- [What the task asks] The material below should be written out in full and exactly; pictures stay out of the copy.

╭─ Supplied entries

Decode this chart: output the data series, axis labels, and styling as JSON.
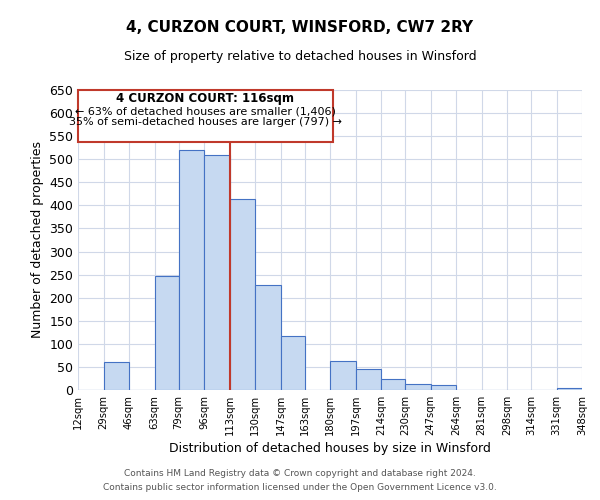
{
  "title": "4, CURZON COURT, WINSFORD, CW7 2RY",
  "subtitle": "Size of property relative to detached houses in Winsford",
  "xlabel": "Distribution of detached houses by size in Winsford",
  "ylabel": "Number of detached properties",
  "bar_edges": [
    12,
    29,
    46,
    63,
    79,
    96,
    113,
    130,
    147,
    163,
    180,
    197,
    214,
    230,
    247,
    264,
    281,
    298,
    314,
    331,
    348
  ],
  "bar_heights": [
    0,
    60,
    0,
    248,
    521,
    510,
    414,
    228,
    118,
    0,
    63,
    45,
    24,
    13,
    10,
    0,
    0,
    0,
    0,
    5
  ],
  "bar_color": "#c6d9f1",
  "bar_edge_color": "#4472c4",
  "tick_labels": [
    "12sqm",
    "29sqm",
    "46sqm",
    "63sqm",
    "79sqm",
    "96sqm",
    "113sqm",
    "130sqm",
    "147sqm",
    "163sqm",
    "180sqm",
    "197sqm",
    "214sqm",
    "230sqm",
    "247sqm",
    "264sqm",
    "281sqm",
    "298sqm",
    "314sqm",
    "331sqm",
    "348sqm"
  ],
  "ylim": [
    0,
    650
  ],
  "yticks": [
    0,
    50,
    100,
    150,
    200,
    250,
    300,
    350,
    400,
    450,
    500,
    550,
    600,
    650
  ],
  "vline_x": 113,
  "vline_color": "#c0392b",
  "annotation_title": "4 CURZON COURT: 116sqm",
  "annotation_line1": "← 63% of detached houses are smaller (1,406)",
  "annotation_line2": "35% of semi-detached houses are larger (797) →",
  "annotation_box_color": "#c0392b",
  "footer1": "Contains HM Land Registry data © Crown copyright and database right 2024.",
  "footer2": "Contains public sector information licensed under the Open Government Licence v3.0.",
  "bg_color": "#ffffff",
  "grid_color": "#d0d8e8"
}
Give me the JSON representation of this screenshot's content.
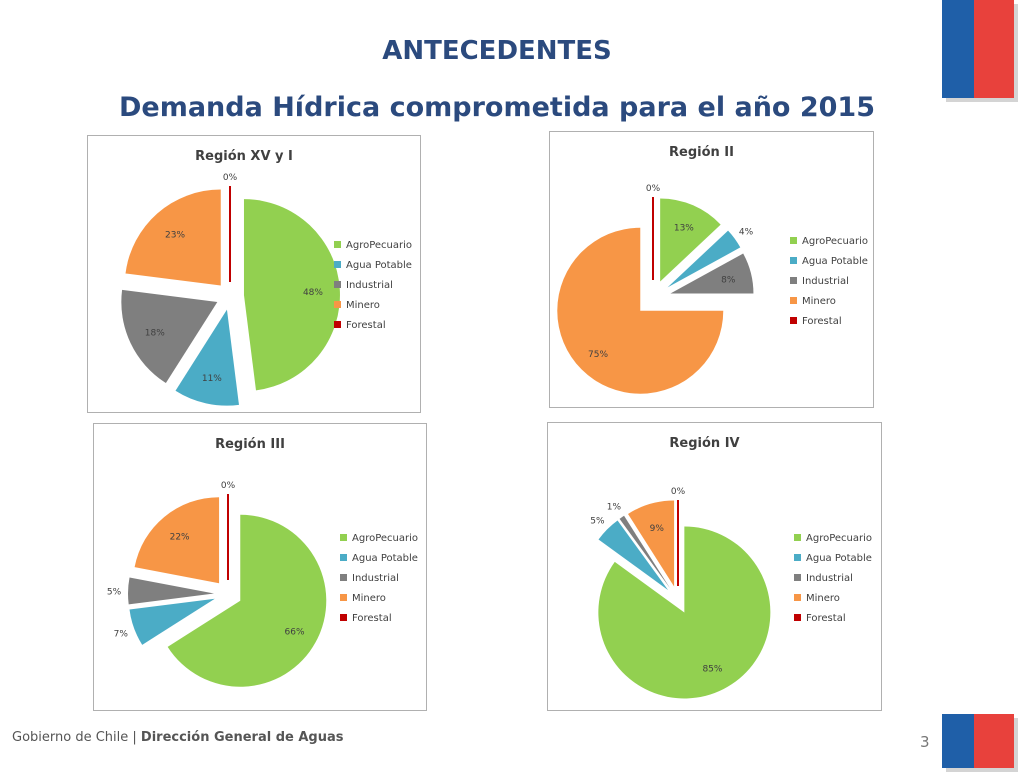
{
  "slide": {
    "title": "ANTECEDENTES",
    "subtitle": "Demanda Hídrica comprometida para el año 2015",
    "footer_org": "Gobierno de Chile",
    "footer_sep": " | ",
    "footer_dept": "Dirección General de Aguas",
    "page_number": "3"
  },
  "colors": {
    "AgroPecuario": "#92d050",
    "Agua Potable": "#4bacc6",
    "Industrial": "#7f7f7f",
    "Minero": "#f79646",
    "Forestal": "#c00000",
    "title": "#2b4a7e",
    "flag_blue": "#1f5fa8",
    "flag_red": "#e8413c"
  },
  "chart_data": [
    {
      "type": "pie",
      "title": "Región XV y I",
      "categories": [
        "AgroPecuario",
        "Agua Potable",
        "Industrial",
        "Minero",
        "Forestal"
      ],
      "values": [
        48,
        11,
        18,
        23,
        0
      ],
      "labels": [
        "48%",
        "11%",
        "18%",
        "23%",
        "0%"
      ],
      "legend": "right"
    },
    {
      "type": "pie",
      "title": "Región II",
      "categories": [
        "AgroPecuario",
        "Agua Potable",
        "Industrial",
        "Minero",
        "Forestal"
      ],
      "values": [
        13,
        4,
        8,
        75,
        0
      ],
      "labels": [
        "13%",
        "4%",
        "8%",
        "75%",
        "0%"
      ],
      "legend": "right"
    },
    {
      "type": "pie",
      "title": "Región III",
      "categories": [
        "AgroPecuario",
        "Agua Potable",
        "Industrial",
        "Minero",
        "Forestal"
      ],
      "values": [
        66,
        7,
        5,
        22,
        0
      ],
      "labels": [
        "66%",
        "7%",
        "5%",
        "22%",
        "0%"
      ],
      "legend": "right"
    },
    {
      "type": "pie",
      "title": "Región IV",
      "categories": [
        "AgroPecuario",
        "Agua Potable",
        "Industrial",
        "Minero",
        "Forestal"
      ],
      "values": [
        85,
        5,
        1,
        9,
        0
      ],
      "labels": [
        "85%",
        "5%",
        "1%",
        "9%",
        "0%"
      ],
      "legend": "right"
    }
  ]
}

╰─

- [Solution for this task]
Decode this chart: output the data series, axis labels, and styling as JSON.
{
  "title": "4, CURZON COURT, WINSFORD, CW7 2RY",
  "subtitle": "Size of property relative to detached houses in Winsford",
  "xlabel": "Distribution of detached houses by size in Winsford",
  "ylabel": "Number of detached properties",
  "bar_edges": [
    12,
    29,
    46,
    63,
    79,
    96,
    113,
    130,
    147,
    163,
    180,
    197,
    214,
    230,
    247,
    264,
    281,
    298,
    314,
    331,
    348
  ],
  "bar_heights": [
    0,
    60,
    0,
    248,
    521,
    510,
    414,
    228,
    118,
    0,
    63,
    45,
    24,
    13,
    10,
    0,
    0,
    0,
    0,
    5
  ],
  "bar_color": "#c6d9f1",
  "bar_edge_color": "#4472c4",
  "tick_labels": [
    "12sqm",
    "29sqm",
    "46sqm",
    "63sqm",
    "79sqm",
    "96sqm",
    "113sqm",
    "130sqm",
    "147sqm",
    "163sqm",
    "180sqm",
    "197sqm",
    "214sqm",
    "230sqm",
    "247sqm",
    "264sqm",
    "281sqm",
    "298sqm",
    "314sqm",
    "331sqm",
    "348sqm"
  ],
  "ylim": [
    0,
    650
  ],
  "yticks": [
    0,
    50,
    100,
    150,
    200,
    250,
    300,
    350,
    400,
    450,
    500,
    550,
    600,
    650
  ],
  "vline_x": 113,
  "vline_color": "#c0392b",
  "annotation_title": "4 CURZON COURT: 116sqm",
  "annotation_line1": "← 63% of detached houses are smaller (1,406)",
  "annotation_line2": "35% of semi-detached houses are larger (797) →",
  "annotation_box_color": "#c0392b",
  "footer1": "Contains HM Land Registry data © Crown copyright and database right 2024.",
  "footer2": "Contains public sector information licensed under the Open Government Licence v3.0.",
  "bg_color": "#ffffff",
  "grid_color": "#d0d8e8"
}
Give me the JSON representation of this screenshot's content.
{
  "slide": {
    "title": "ANTECEDENTES",
    "subtitle": "Demanda Hídrica comprometida para el año 2015",
    "footer_org": "Gobierno de Chile",
    "footer_sep": " | ",
    "footer_dept": "Dirección General de Aguas",
    "page_number": "3"
  },
  "colors": {
    "AgroPecuario": "#92d050",
    "Agua Potable": "#4bacc6",
    "Industrial": "#7f7f7f",
    "Minero": "#f79646",
    "Forestal": "#c00000",
    "title": "#2b4a7e",
    "flag_blue": "#1f5fa8",
    "flag_red": "#e8413c"
  },
  "chart_data": [
    {
      "type": "pie",
      "title": "Región XV y I",
      "categories": [
        "AgroPecuario",
        "Agua Potable",
        "Industrial",
        "Minero",
        "Forestal"
      ],
      "values": [
        48,
        11,
        18,
        23,
        0
      ],
      "labels": [
        "48%",
        "11%",
        "18%",
        "23%",
        "0%"
      ],
      "legend": "right"
    },
    {
      "type": "pie",
      "title": "Región II",
      "categories": [
        "AgroPecuario",
        "Agua Potable",
        "Industrial",
        "Minero",
        "Forestal"
      ],
      "values": [
        13,
        4,
        8,
        75,
        0
      ],
      "labels": [
        "13%",
        "4%",
        "8%",
        "75%",
        "0%"
      ],
      "legend": "right"
    },
    {
      "type": "pie",
      "title": "Región III",
      "categories": [
        "AgroPecuario",
        "Agua Potable",
        "Industrial",
        "Minero",
        "Forestal"
      ],
      "values": [
        66,
        7,
        5,
        22,
        0
      ],
      "labels": [
        "66%",
        "7%",
        "5%",
        "22%",
        "0%"
      ],
      "legend": "right"
    },
    {
      "type": "pie",
      "title": "Región IV",
      "categories": [
        "AgroPecuario",
        "Agua Potable",
        "Industrial",
        "Minero",
        "Forestal"
      ],
      "values": [
        85,
        5,
        1,
        9,
        0
      ],
      "labels": [
        "85%",
        "5%",
        "1%",
        "9%",
        "0%"
      ],
      "legend": "right"
    }
  ]
}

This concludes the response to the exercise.